=== Stated exercise ===
Records follow. Pull out every line that contains "name".

Stored items:
++++++++++++++++++++
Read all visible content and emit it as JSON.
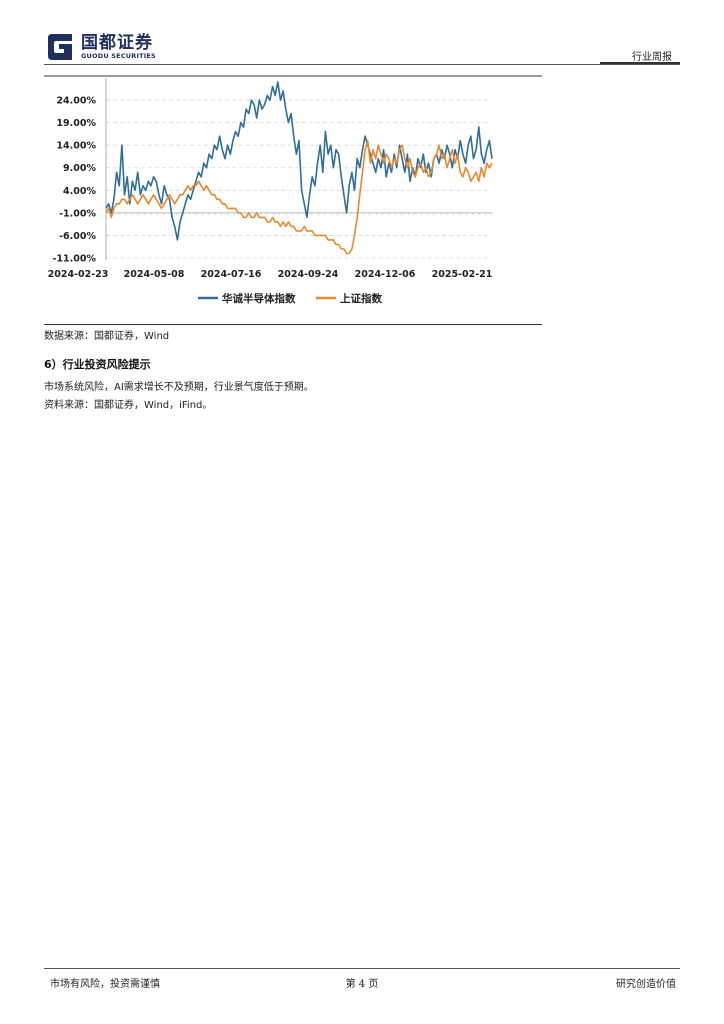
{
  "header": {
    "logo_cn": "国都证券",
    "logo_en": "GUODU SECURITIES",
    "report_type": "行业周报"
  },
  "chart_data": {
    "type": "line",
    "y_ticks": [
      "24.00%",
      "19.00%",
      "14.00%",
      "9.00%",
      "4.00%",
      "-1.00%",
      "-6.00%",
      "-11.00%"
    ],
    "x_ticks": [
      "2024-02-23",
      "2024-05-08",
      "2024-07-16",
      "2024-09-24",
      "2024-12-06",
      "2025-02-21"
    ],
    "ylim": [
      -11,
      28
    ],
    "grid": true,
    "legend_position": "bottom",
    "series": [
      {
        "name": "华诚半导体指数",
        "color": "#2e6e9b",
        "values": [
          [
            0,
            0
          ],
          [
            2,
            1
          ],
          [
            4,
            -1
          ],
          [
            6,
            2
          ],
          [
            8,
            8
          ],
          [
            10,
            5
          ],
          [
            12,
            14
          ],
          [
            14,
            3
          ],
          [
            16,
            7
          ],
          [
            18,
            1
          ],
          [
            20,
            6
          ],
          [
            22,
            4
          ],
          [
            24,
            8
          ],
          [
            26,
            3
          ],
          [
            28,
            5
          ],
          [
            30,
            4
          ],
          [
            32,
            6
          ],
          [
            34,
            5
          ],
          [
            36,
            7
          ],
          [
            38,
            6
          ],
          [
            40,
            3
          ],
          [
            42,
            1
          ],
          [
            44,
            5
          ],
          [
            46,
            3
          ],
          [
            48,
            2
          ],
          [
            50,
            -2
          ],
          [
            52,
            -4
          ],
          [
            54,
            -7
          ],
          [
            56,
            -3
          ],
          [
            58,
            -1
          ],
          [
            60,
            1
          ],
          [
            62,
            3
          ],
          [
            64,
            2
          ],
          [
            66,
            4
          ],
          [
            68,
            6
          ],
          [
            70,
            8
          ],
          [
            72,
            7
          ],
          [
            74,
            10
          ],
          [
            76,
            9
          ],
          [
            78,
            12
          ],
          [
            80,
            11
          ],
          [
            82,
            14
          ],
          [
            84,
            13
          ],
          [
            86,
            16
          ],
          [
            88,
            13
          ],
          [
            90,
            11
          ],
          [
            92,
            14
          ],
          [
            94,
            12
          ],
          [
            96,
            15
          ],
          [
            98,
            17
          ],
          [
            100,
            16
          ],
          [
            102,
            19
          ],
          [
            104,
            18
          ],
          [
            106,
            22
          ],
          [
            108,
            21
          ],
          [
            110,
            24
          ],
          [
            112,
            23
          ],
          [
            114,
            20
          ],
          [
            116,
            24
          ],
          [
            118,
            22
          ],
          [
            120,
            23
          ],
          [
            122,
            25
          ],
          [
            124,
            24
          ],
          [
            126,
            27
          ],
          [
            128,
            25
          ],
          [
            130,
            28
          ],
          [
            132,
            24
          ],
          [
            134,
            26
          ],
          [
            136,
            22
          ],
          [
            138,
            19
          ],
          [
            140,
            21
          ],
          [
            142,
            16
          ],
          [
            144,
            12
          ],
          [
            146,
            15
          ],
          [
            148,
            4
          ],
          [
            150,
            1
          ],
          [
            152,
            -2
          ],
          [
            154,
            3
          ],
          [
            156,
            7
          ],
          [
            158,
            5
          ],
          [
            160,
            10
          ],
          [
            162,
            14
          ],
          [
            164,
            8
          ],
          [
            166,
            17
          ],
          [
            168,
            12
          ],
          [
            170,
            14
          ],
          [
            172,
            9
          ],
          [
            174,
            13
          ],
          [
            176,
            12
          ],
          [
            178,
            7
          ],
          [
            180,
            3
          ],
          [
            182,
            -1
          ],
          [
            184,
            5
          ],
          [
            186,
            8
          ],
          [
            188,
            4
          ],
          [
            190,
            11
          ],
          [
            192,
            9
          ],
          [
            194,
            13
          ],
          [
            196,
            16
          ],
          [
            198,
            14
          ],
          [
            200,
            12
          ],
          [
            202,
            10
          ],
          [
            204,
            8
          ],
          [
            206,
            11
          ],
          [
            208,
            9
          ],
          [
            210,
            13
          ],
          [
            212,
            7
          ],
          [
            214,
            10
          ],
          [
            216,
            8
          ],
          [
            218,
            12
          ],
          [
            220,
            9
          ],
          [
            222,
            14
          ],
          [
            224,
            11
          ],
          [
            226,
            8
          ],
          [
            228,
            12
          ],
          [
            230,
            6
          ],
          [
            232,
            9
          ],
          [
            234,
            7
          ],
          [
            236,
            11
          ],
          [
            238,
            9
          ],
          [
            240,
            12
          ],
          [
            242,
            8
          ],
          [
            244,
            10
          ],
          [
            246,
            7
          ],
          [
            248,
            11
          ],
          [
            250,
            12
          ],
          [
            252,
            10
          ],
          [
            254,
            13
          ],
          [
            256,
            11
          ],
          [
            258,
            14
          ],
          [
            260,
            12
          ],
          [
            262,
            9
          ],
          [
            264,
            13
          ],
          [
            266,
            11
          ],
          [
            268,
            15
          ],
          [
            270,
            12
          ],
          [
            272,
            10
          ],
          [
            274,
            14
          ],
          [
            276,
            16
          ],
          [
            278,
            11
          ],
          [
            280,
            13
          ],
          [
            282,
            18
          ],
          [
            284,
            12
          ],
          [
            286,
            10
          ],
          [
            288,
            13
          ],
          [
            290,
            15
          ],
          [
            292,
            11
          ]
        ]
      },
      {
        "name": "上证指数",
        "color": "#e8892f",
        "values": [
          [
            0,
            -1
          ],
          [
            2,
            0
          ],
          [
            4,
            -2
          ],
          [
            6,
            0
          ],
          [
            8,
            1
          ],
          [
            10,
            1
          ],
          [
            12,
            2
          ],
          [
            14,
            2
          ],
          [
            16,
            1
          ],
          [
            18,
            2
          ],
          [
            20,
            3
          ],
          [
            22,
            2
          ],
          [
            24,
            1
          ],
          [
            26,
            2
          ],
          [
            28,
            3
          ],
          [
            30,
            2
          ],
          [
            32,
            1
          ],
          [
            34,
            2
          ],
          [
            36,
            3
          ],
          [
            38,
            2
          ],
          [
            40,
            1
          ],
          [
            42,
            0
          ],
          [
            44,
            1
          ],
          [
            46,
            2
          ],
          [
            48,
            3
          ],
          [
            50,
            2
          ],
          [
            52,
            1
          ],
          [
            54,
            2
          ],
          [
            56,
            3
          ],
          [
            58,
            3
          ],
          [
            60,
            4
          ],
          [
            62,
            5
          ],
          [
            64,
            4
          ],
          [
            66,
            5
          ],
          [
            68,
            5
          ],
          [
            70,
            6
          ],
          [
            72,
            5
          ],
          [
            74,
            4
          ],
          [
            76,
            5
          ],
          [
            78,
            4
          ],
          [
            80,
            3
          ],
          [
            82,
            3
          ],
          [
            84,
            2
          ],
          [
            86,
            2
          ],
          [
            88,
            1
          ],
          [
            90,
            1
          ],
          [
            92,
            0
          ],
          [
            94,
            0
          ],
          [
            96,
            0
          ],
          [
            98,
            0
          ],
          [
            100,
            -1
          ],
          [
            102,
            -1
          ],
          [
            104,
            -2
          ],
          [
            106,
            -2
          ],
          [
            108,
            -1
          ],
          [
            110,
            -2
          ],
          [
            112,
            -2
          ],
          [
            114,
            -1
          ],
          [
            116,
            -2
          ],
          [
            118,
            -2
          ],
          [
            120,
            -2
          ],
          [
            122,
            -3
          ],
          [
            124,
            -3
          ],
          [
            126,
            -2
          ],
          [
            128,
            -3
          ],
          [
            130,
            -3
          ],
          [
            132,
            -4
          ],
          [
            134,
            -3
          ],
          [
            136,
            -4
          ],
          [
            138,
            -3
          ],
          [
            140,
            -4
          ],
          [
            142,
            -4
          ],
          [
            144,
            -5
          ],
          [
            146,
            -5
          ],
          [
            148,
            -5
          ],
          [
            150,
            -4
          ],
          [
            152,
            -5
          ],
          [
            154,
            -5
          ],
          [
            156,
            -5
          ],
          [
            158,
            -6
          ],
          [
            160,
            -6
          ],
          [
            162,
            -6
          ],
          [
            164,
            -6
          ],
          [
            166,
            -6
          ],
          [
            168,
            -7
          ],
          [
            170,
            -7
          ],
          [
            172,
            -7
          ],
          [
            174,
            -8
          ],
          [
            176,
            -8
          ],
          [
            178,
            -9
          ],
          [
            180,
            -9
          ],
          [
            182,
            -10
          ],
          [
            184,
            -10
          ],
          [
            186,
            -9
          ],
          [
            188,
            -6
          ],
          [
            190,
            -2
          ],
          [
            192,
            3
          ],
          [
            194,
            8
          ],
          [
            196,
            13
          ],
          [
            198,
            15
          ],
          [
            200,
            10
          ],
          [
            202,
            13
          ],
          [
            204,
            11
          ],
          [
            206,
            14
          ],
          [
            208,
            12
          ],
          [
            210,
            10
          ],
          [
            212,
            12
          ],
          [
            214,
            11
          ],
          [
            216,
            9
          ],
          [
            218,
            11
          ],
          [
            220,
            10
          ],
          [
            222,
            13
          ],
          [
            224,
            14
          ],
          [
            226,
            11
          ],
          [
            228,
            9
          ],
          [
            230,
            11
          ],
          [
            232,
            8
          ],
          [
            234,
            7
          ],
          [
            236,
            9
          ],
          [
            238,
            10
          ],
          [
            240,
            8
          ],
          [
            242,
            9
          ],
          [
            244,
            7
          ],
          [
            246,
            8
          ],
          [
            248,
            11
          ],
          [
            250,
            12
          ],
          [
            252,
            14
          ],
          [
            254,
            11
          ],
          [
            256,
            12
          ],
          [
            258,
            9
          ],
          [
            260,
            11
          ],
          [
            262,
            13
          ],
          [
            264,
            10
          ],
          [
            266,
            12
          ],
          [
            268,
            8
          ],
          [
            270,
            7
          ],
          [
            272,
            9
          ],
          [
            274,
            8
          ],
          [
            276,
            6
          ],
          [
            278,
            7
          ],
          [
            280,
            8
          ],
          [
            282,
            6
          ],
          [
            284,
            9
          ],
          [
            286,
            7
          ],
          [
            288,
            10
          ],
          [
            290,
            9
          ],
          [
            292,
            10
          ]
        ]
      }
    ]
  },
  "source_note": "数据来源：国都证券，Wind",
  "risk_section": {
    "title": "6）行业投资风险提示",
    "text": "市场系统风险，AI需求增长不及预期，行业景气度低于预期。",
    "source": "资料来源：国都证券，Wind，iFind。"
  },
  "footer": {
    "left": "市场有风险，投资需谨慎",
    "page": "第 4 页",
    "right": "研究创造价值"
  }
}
++++++++++++++++++++
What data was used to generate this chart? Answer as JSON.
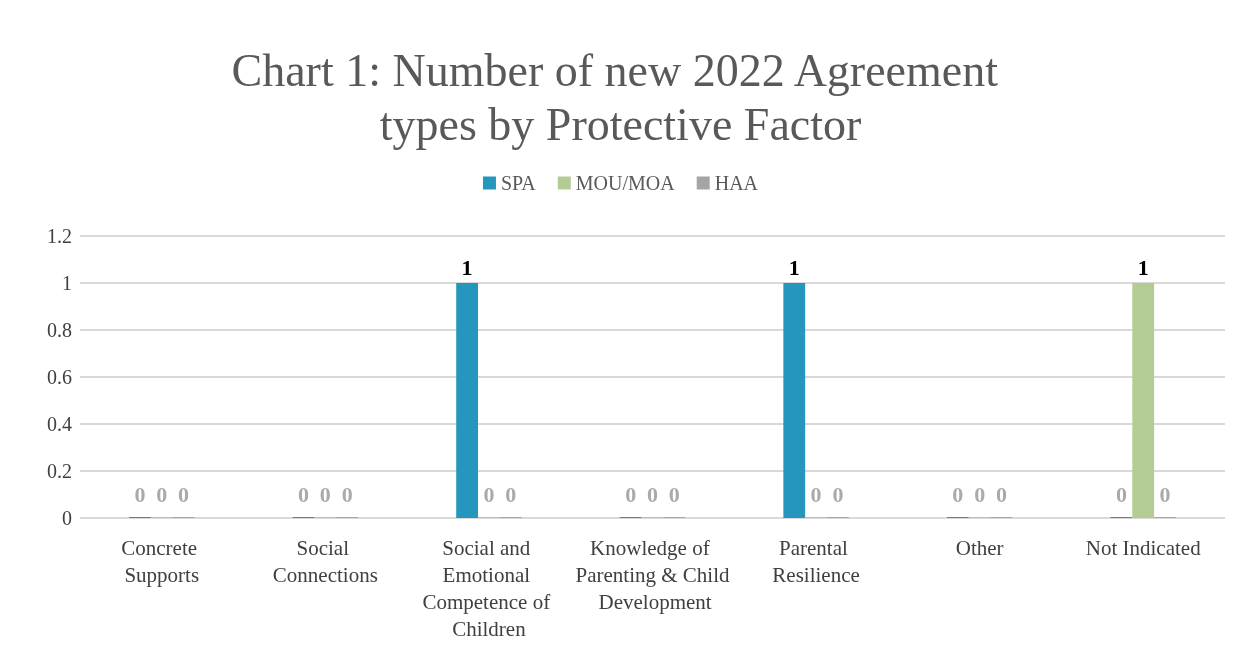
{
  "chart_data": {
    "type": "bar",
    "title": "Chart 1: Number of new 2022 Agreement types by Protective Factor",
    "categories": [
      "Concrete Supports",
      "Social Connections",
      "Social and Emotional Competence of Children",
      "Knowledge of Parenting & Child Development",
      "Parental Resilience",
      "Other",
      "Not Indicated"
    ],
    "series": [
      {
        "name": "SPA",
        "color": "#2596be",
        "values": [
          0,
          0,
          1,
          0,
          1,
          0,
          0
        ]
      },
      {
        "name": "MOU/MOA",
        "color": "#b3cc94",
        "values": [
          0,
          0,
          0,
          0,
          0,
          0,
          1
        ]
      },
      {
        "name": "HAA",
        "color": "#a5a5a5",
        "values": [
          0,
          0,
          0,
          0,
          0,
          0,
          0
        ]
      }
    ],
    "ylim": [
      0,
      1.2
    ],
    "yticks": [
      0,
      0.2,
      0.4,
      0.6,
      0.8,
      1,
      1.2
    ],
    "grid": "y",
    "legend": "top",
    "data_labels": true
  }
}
++++++++++++++++++++
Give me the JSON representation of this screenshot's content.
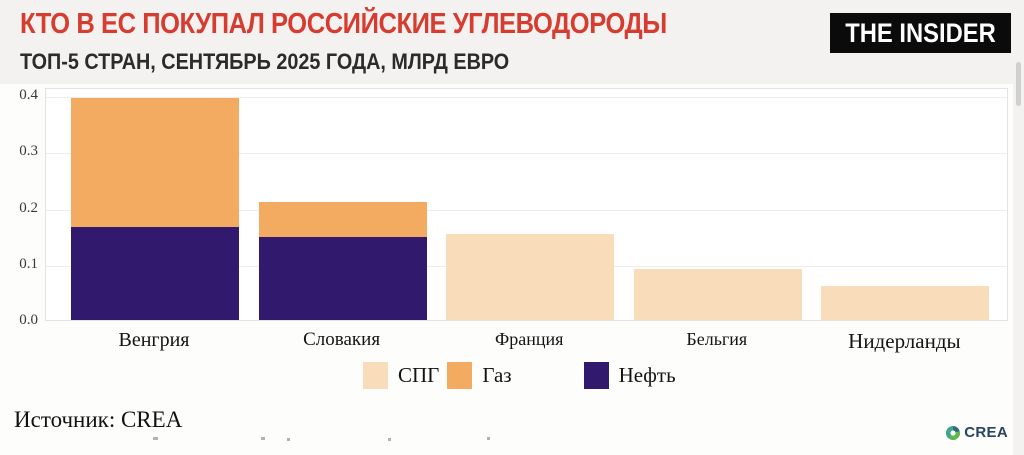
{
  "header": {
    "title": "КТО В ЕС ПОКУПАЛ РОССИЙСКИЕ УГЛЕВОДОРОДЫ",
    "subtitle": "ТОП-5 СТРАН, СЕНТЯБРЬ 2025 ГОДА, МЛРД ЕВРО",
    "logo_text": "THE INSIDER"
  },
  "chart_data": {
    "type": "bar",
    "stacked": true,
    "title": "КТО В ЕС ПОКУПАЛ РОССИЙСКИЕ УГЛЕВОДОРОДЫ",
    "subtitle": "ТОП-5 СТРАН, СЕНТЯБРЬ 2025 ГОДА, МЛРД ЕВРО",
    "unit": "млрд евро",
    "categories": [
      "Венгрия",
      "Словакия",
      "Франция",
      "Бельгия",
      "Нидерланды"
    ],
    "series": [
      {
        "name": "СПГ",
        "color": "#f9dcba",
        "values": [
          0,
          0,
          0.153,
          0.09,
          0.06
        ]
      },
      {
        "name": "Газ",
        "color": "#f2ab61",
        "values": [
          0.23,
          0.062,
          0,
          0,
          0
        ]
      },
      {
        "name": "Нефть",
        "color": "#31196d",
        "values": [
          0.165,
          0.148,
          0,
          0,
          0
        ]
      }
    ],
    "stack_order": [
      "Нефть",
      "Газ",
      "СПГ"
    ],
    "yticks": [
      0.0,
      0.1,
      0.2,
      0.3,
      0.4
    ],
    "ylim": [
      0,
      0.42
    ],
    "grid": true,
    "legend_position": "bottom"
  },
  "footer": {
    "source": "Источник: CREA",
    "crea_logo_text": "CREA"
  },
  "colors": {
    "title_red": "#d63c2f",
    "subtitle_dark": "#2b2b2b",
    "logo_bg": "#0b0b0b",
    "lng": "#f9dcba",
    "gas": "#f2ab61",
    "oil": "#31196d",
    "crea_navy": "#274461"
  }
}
++++++++++++++++++++
=== Complete response ===
        "name": "华诚半导体指数",
        "name": "上证指数",
        "name": "SPA",
        "name": "MOU/MOA",
        "name": "HAA",
        "name": "СПГ",
        "name": "Газ",
        "name": "Нефть",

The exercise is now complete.